**Problem 1**
According to the passage on querying encrypted columns, what kind of index makes the email lookup fast?
**Problem 2**
Write out, without any change, the part of the rows that opens with the first row and closes with the line containing "legend-label: label [365,682,396,697]".

**Given passage**
Because email was written with cryptd, the encrypted form of a given address is stable, so you can match it directly. The parameter is encrypted deterministically and compared against the stored ciphertext — Postgres does an ordinary string equality:

val byEmail: Query[String, BigDecimal] =
  sql"SELECT balance FROM customers WHERE email = ${cryptd.text}".query(crypt.numeric)

// you pass the plaintext; skunk-crypt encrypts it to the same ciphertext that's stored
session.execute(byEmail)("alice@example.com")

This is the payoff of deterministic mode, and it composes with a real performance win: the deterministic ciphertext is stored as exact TEXT, so an ordinary B-tree index on the column makes the lookup fast.

CREATE INDEX customers_email_idx ON customers (email);

The index is over ciphertext, but since equal plaintext means equal ciphertext, an equality probe lands right on it. (Indexing a crypt column is pointless — every row's ciphertext differs, so nothing ever matches.)

What you cannot do on any encrypted column:

LIKE / prefix / substring search — the ciphertext bears no resemblance to the plaintext.
Range queries (age > 18, created_at BETWEEN …) or ORDER BY — ordering is destroyed by encryption.

Layout coordinate data
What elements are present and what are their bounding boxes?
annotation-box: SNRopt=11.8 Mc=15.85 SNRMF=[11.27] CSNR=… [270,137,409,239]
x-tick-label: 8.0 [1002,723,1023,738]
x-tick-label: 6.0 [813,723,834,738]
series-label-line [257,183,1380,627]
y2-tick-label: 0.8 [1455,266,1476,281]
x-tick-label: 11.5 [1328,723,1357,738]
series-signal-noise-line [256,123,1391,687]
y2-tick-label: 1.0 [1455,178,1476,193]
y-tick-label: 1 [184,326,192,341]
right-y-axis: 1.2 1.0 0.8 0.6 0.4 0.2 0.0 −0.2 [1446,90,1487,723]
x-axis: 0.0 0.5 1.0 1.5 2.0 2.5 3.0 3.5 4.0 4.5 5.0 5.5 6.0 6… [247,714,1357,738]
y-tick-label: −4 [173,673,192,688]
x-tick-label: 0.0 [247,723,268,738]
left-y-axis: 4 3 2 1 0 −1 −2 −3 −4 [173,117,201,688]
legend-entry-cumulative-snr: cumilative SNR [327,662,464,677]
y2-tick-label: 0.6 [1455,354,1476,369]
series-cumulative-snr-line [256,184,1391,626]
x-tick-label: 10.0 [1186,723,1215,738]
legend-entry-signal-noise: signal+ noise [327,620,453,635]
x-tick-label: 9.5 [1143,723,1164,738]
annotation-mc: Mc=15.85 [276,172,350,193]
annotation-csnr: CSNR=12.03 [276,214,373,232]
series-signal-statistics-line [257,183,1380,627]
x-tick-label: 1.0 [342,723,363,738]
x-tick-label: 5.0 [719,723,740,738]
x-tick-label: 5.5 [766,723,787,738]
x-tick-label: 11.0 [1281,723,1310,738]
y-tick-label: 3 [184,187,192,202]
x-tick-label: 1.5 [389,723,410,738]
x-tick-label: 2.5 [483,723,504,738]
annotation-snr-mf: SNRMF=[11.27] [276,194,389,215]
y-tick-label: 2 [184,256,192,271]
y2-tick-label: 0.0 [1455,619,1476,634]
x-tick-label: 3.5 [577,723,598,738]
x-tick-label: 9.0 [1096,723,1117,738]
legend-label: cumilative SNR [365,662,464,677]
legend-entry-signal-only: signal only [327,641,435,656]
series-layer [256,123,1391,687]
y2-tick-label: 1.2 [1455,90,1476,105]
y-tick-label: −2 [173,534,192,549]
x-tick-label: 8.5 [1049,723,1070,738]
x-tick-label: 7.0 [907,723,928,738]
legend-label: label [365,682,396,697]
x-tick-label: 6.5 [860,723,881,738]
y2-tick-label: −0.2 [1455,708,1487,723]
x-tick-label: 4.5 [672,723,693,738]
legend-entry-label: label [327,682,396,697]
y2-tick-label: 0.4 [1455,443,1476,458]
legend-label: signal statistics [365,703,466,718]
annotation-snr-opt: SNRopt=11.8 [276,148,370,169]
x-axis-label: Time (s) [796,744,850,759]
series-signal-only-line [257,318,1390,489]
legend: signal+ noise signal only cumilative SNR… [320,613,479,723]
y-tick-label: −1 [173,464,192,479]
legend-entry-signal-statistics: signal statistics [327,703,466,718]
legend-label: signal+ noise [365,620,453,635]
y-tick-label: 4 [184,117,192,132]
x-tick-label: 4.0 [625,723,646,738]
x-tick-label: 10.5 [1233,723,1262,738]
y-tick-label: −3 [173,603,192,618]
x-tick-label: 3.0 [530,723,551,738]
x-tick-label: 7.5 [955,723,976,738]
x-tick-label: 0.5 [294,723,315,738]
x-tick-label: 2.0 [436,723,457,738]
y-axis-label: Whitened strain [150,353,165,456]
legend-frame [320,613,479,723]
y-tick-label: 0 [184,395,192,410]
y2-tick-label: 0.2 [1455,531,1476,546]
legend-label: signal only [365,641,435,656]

**Worked answer 1**
An ordinary B-tree index on the column.

**Worked answer 2**
What elements are present and what are their bounding boxes?
annotation-box: SNRopt=11.8 Mc=15.85 SNRMF=[11.27] CSNR=… [270,137,409,239]
x-tick-label: 8.0 [1002,723,1023,738]
x-tick-label: 6.0 [813,723,834,738]
series-label-line [257,183,1380,627]
y2-tick-label: 0.8 [1455,266,1476,281]
x-tick-label: 11.5 [1328,723,1357,738]
series-signal-noise-line [256,123,1391,687]
y2-tick-label: 1.0 [1455,178,1476,193]
y-tick-label: 1 [184,326,192,341]
right-y-axis: 1.2 1.0 0.8 0.6 0.4 0.2 0.0 −0.2 [1446,90,1487,723]
x-axis: 0.0 0.5 1.0 1.5 2.0 2.5 3.0 3.5 4.0 4.5 5.0 5.5 6.0 6… [247,714,1357,738]
y-tick-label: −4 [173,673,192,688]
x-tick-label: 0.0 [247,723,268,738]
left-y-axis: 4 3 2 1 0 −1 −2 −3 −4 [173,117,201,688]
legend-entry-cumulative-snr: cumilative SNR [327,662,464,677]
y2-tick-label: 0.6 [1455,354,1476,369]
series-cumulative-snr-line [256,184,1391,626]
x-tick-label: 10.0 [1186,723,1215,738]
legend-entry-signal-noise: signal+ noise [327,620,453,635]
x-tick-label: 9.5 [1143,723,1164,738]
annotation-mc: Mc=15.85 [276,172,350,193]
annotation-csnr: CSNR=12.03 [276,214,373,232]
series-signal-statistics-line [257,183,1380,627]
x-tick-label: 1.0 [342,723,363,738]
x-tick-label: 5.0 [719,723,740,738]
x-tick-label: 5.5 [766,723,787,738]
x-tick-label: 11.0 [1281,723,1310,738]
y-tick-label: 3 [184,187,192,202]
x-tick-label: 1.5 [389,723,410,738]
x-tick-label: 2.5 [483,723,504,738]
annotation-snr-mf: SNRMF=[11.27] [276,194,389,215]
y-tick-label: 2 [184,256,192,271]
y2-tick-label: 0.0 [1455,619,1476,634]
x-tick-label: 3.5 [577,723,598,738]
x-tick-label: 9.0 [1096,723,1117,738]
legend-label: cumilative SNR [365,662,464,677]
legend-entry-signal-only: signal only [327,641,435,656]
series-layer [256,123,1391,687]
y2-tick-label: 1.2 [1455,90,1476,105]
y-tick-label: −2 [173,534,192,549]
x-tick-label: 8.5 [1049,723,1070,738]
x-tick-label: 7.0 [907,723,928,738]
legend-label: label [365,682,396,697]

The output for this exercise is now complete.